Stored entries
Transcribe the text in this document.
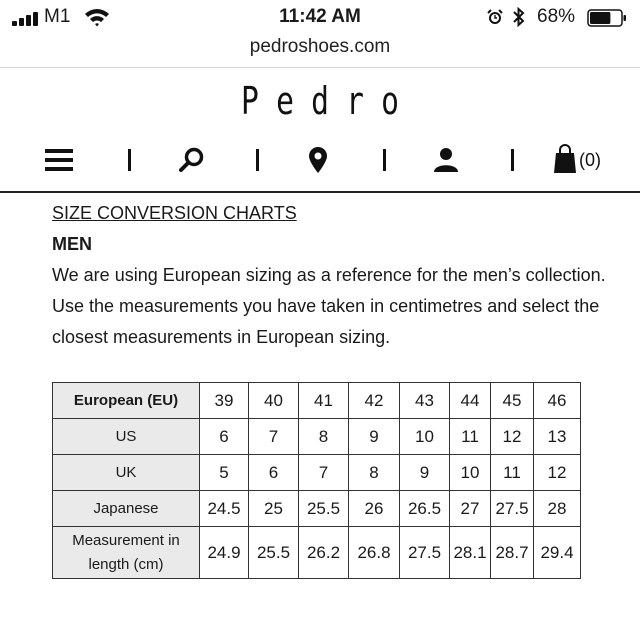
M1	11:42 AM	68%
pedroshoes.com
Pedro
(0)
SIZE CONVERSION CHARTS
MEN
We are using European sizing as a reference for the men’s collection.
Use the measurements you have taken in centimetres and select the closest measurements in European sizing.
European (EU)	39	40	41	42	43	44	45	46
US	6	7	8	9	10	11	12	13
UK	5	6	7	8	9	10	11	12
Japanese	24.5	25	25.5	26	26.5	27	27.5	28

Measurement in
length (cm)	24.9	25.5	26.2	26.8	27.5	28.1	28.7	29.4
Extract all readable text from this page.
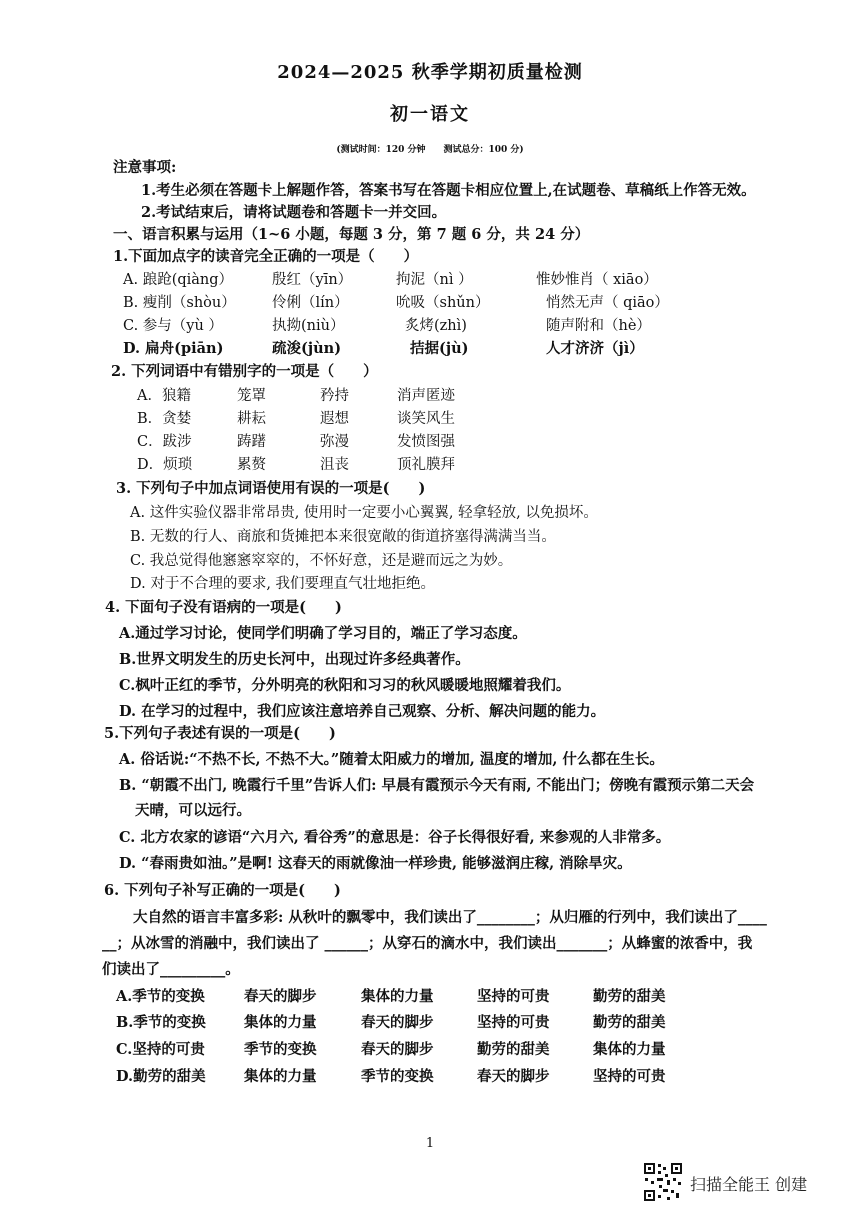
2024—2025 秋季学期初质量检测
初一语文
(测试时间：120 分钟　　测试总分：100 分)
注意事项:
1.考生必须在答题卡上解题作答，答案书写在答题卡相应位置上,在试题卷、草稿纸上作答无效。
2.考试结束后，请将试题卷和答题卡一并交回。
一、语言积累与运用（1~6 小题，每题 3 分，第 7 题 6 分，共 24 分）
1.下面加点字的读音完全正确的一项是（　　）
A. 踉跄(qiàng）	殷红（yīn）	拘泥（nì ）	惟妙惟肖（ xiāo）
B. 瘦削（shòu）	伶俐（lín）	吮吸（shǔn）	悄然无声（ qiāo）
C. 参与（yù ）	执拗(niù）	炙烤(zhì)	随声附和（hè）
D. 扁舟(piān)	疏浚(jùn)	拮据(jù)	人才济济（jì）
2. 下列词语中有错别字的一项是（　　）
A．狼籍	笼罩	矜持	消声匿迹
B．贪婪	耕耘	遐想	谈笑风生
C．跋涉	踌躇	弥漫	发愤图强
D．烦琐	累赘	沮丧	顶礼膜拜
3. 下列句子中加点词语使用有误的一项是(　　)
A. 这件实验仪器非常昂贵, 使用时一定要小心翼翼, 轻拿轻放, 以免损坏。
B. 无数的行人、商旅和货摊把本来很宽敞的街道挤塞得满满当当。
C. 我总觉得他窸窸窣窣的，不怀好意，还是避而远之为妙。
D. 对于不合理的要求, 我们要理直气壮地拒绝。
4. 下面句子没有语病的一项是(　　)
A.通过学习讨论，使同学们明确了学习目的，端正了学习态度。
B.世界文明发生的历史长河中，出现过许多经典著作。
C.枫叶正红的季节，分外明亮的秋阳和习习的秋风暖暖地照耀着我们。
D. 在学习的过程中，我们应该注意培养自己观察、分析、解决问题的能力。
5.下列句子表述有误的一项是(　　)
A. 俗话说:“不热不长, 不热不大。”随着太阳威力的增加, 温度的增加, 什么都在生长。
B. “朝霞不出门, 晚霞行千里”告诉人们: 早晨有霞预示今天有雨, 不能出门；傍晚有霞预示第二天会
天晴，可以远行。
C. 北方农家的谚语“六月六, 看谷秀”的意思是：谷子长得很好看, 来参观的人非常多。
D. “春雨贵如油。”是啊! 这春天的雨就像油一样珍贵, 能够滋润庄稼, 消除旱灾。
6. 下列句子补写正确的一项是(　　)
大自然的语言丰富多彩: 从秋叶的飘零中，我们读出了________；从归雁的行列中，我们读出了____
__；从冰雪的消融中，我们读出了 ______；从穿石的滴水中，我们读出_______；从蜂蜜的浓香中，我
们读出了_________。
A.季节的变换	春天的脚步	集体的力量	坚持的可贵	勤劳的甜美
B.季节的变换	集体的力量	春天的脚步	坚持的可贵	勤劳的甜美
C.坚持的可贵	季节的变换	春天的脚步	勤劳的甜美	集体的力量
D.勤劳的甜美	集体的力量	季节的变换	春天的脚步	坚持的可贵
1
扫描全能王 创建
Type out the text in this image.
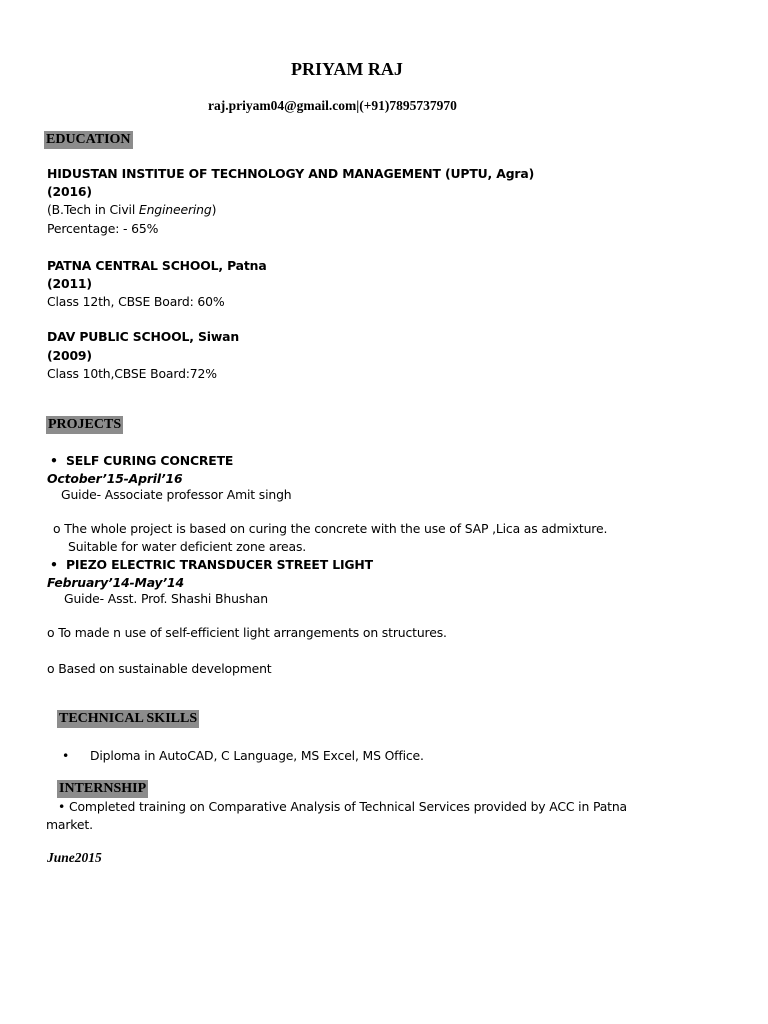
PRIYAM RAJ
raj.priyam04@gmail.com|(+91)7895737970
EDUCATION
HIDUSTAN INSTITUE OF TECHNOLOGY AND MANAGEMENT (UPTU, Agra)
(2016)
(B.Tech in Civil Engineering)
Percentage: - 65%
PATNA CENTRAL SCHOOL, Patna
(2011)
Class 12th, CBSE Board: 60%
DAV PUBLIC SCHOOL, Siwan
(2009)
Class 10th,CBSE Board:72%
PROJECTS
• SELF CURING CONCRETE
October’15-April’16
Guide- Associate professor Amit singh
o The whole project is based on curing the concrete with the use of SAP ,Lica as admixture.
Suitable for water deficient zone areas.
• PIEZO ELECTRIC TRANSDUCER STREET LIGHT
February’14-May’14
Guide- Asst. Prof. Shashi Bhushan
o To made n use of self-efficient light arrangements on structures.
o Based on sustainable development
TECHNICAL SKILLS
• Diploma in AutoCAD, C Language, MS Excel, MS Office.
INTERNSHIP
• Completed training on Comparative Analysis of Technical Services provided by ACC in Patna
market.
June2015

WRITTEN REQUEST = Copy every line of the data exactly as written, excluding the pictures.

FULL OUTPUT =
Transcribe the text in this document.
M1	11:42 AM	68%
pedroshoes.com
Pedro
(0)
SIZE CONVERSION CHARTS
MEN
We are using European sizing as a reference for the men’s collection.
Use the measurements you have taken in centimetres and select the closest measurements in European sizing.
European (EU)	39	40	41	42	43	44	45	46
US	6	7	8	9	10	11	12	13
UK	5	6	7	8	9	10	11	12
Japanese	24.5	25	25.5	26	26.5	27	27.5	28

Measurement in
length (cm)	24.9	25.5	26.2	26.8	27.5	28.1	28.7	29.4
Extract all readable text from this page.
2024—2025 秋季学期初质量检测
初一语文
(测试时间：120 分钟　　测试总分：100 分)
注意事项:
1.考生必须在答题卡上解题作答，答案书写在答题卡相应位置上,在试题卷、草稿纸上作答无效。
2.考试结束后，请将试题卷和答题卡一并交回。
一、语言积累与运用（1~6 小题，每题 3 分，第 7 题 6 分，共 24 分）
1.下面加点字的读音完全正确的一项是（　　）
A. 踉跄(qiàng）	殷红（yīn）	拘泥（nì ）	惟妙惟肖（ xiāo）
B. 瘦削（shòu）	伶俐（lín）	吮吸（shǔn）	悄然无声（ qiāo）
C. 参与（yù ）	执拗(niù）	炙烤(zhì)	随声附和（hè）
D. 扁舟(piān)	疏浚(jùn)	拮据(jù)	人才济济（jì）
2. 下列词语中有错别字的一项是（　　）
A．狼籍	笼罩	矜持	消声匿迹
B．贪婪	耕耘	遐想	谈笑风生
C．跋涉	踌躇	弥漫	发愤图强
D．烦琐	累赘	沮丧	顶礼膜拜
3. 下列句子中加点词语使用有误的一项是(　　)
A. 这件实验仪器非常昂贵, 使用时一定要小心翼翼, 轻拿轻放, 以免损坏。
B. 无数的行人、商旅和货摊把本来很宽敞的街道挤塞得满满当当。
C. 我总觉得他窸窸窣窣的，不怀好意，还是避而远之为妙。
D. 对于不合理的要求, 我们要理直气壮地拒绝。
4. 下面句子没有语病的一项是(　　)
A.通过学习讨论，使同学们明确了学习目的，端正了学习态度。
B.世界文明发生的历史长河中，出现过许多经典著作。
C.枫叶正红的季节，分外明亮的秋阳和习习的秋风暖暖地照耀着我们。
D. 在学习的过程中，我们应该注意培养自己观察、分析、解决问题的能力。
5.下列句子表述有误的一项是(　　)
A. 俗话说:“不热不长, 不热不大。”随着太阳威力的增加, 温度的增加, 什么都在生长。
B. “朝霞不出门, 晚霞行千里”告诉人们: 早晨有霞预示今天有雨, 不能出门；傍晚有霞预示第二天会
天晴，可以远行。
C. 北方农家的谚语“六月六, 看谷秀”的意思是：谷子长得很好看, 来参观的人非常多。
D. “春雨贵如油。”是啊! 这春天的雨就像油一样珍贵, 能够滋润庄稼, 消除旱灾。
6. 下列句子补写正确的一项是(　　)
大自然的语言丰富多彩: 从秋叶的飘零中，我们读出了________；从归雁的行列中，我们读出了____
__；从冰雪的消融中，我们读出了 ______；从穿石的滴水中，我们读出_______；从蜂蜜的浓香中，我
们读出了_________。
A.季节的变换	春天的脚步	集体的力量	坚持的可贵	勤劳的甜美
B.季节的变换	集体的力量	春天的脚步	坚持的可贵	勤劳的甜美
C.坚持的可贵	季节的变换	春天的脚步	勤劳的甜美	集体的力量
D.勤劳的甜美	集体的力量	季节的变换	春天的脚步	坚持的可贵
1
扫描全能王 创建
Type out the text in this image.
PRIYAM RAJ
raj.priyam04@gmail.com|(+91)7895737970
EDUCATION
HIDUSTAN INSTITUE OF TECHNOLOGY AND MANAGEMENT (UPTU, Agra)
(2016)
(B.Tech in Civil Engineering)
Percentage: - 65%
PATNA CENTRAL SCHOOL, Patna
(2011)
Class 12th, CBSE Board: 60%
DAV PUBLIC SCHOOL, Siwan
(2009)
Class 10th,CBSE Board:72%
PROJECTS
• SELF CURING CONCRETE
October’15-April’16
Guide- Associate professor Amit singh
o The whole project is based on curing the concrete with the use of SAP ,Lica as admixture.
Suitable for water deficient zone areas.
• PIEZO ELECTRIC TRANSDUCER STREET LIGHT
February’14-May’14
Guide- Asst. Prof. Shashi Bhushan
o To made n use of self-efficient light arrangements on structures.
o Based on sustainable development
TECHNICAL SKILLS
• Diploma in AutoCAD, C Language, MS Excel, MS Office.
INTERNSHIP
• Completed training on Comparative Analysis of Technical Services provided by ACC in Patna
market.
June2015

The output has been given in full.